Dataset records
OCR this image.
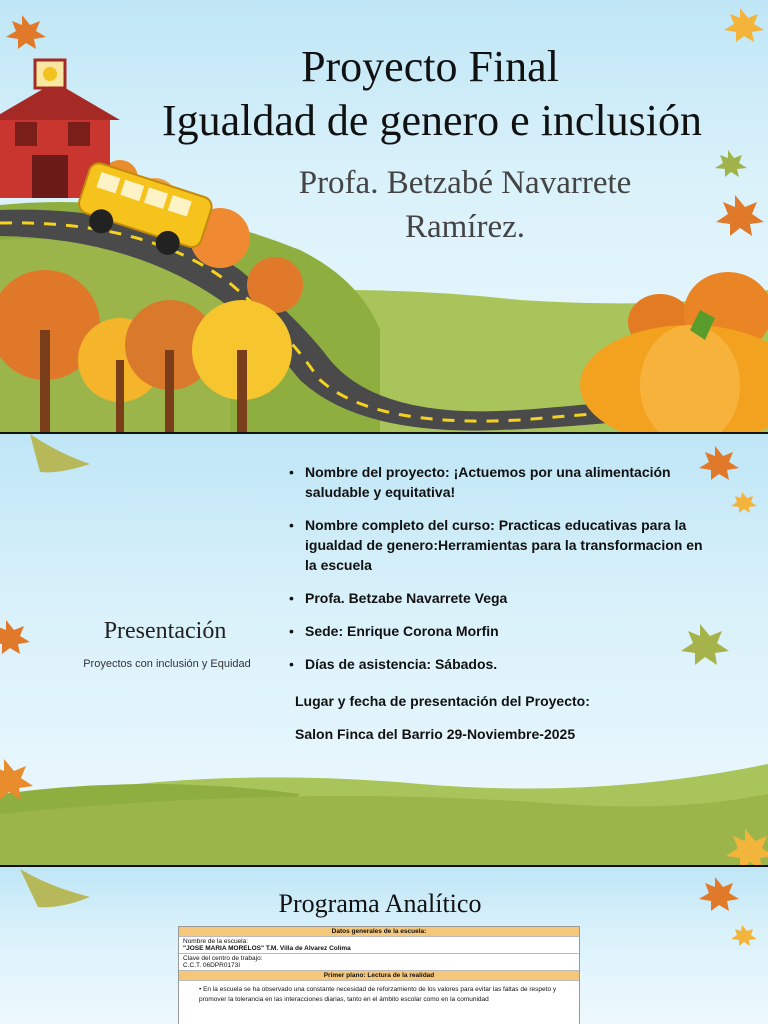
Proyecto Final
Igualdad de genero e inclusión
Profa. Betzabé Navarrete
Ramírez.
• Nombre del proyecto: ¡Actuemos por una alimentación saludable y equitativa!
• Nombre completo del curso: Practicas educativas para la igualdad de genero:Herramientas para la transformacion en la escuela
• Profa. Betzabe Navarrete Vega
• Sede: Enrique Corona Morfin
• Días de asistencia: Sábados.
Lugar y fecha de presentación del Proyecto:
Salon Finca del Barrio 29-Noviembre-2025
Presentación
Proyectos con inclusión y Equidad
Programa Analítico
Datos generales de la escuela:
Nombre de la escuela:
"JOSE MARIA MORELOS" T.M. Villa de Alvarez Colima
Clave del centro de trabajo:
C.C.T. 06DPR0173I
Primer plano: Lectura de la realidad

• En la escuela se ha observado una constante necesidad de reforzamiento de los valores para evitar las faltas de respeto y promover la tolerancia en las interacciones diarias, tanto en el ámbito escolar como en la comunidad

*Task*
Keep the pictures out and write out the records exactly.

*Output for this task*
OCR this image.
Proyecto Final
Igualdad de genero e inclusión
Profa. Betzabé Navarrete
Ramírez.
• Nombre del proyecto: ¡Actuemos por una alimentación saludable y equitativa!
• Nombre completo del curso: Practicas educativas para la igualdad de genero:Herramientas para la transformacion en la escuela
• Profa. Betzabe Navarrete Vega
• Sede: Enrique Corona Morfin
• Días de asistencia: Sábados.
Lugar y fecha de presentación del Proyecto:
Salon Finca del Barrio 29-Noviembre-2025
Presentación
Proyectos con inclusión y Equidad
Programa Analítico
Datos generales de la escuela:
Nombre de la escuela:
"JOSE MARIA MORELOS" T.M. Villa de Alvarez Colima
Clave del centro de trabajo:
C.C.T. 06DPR0173I
Primer plano: Lectura de la realidad

• En la escuela se ha observado una constante necesidad de reforzamiento de los valores para evitar las faltas de respeto y promover la tolerancia en las interacciones diarias, tanto en el ámbito escolar como en la comunidad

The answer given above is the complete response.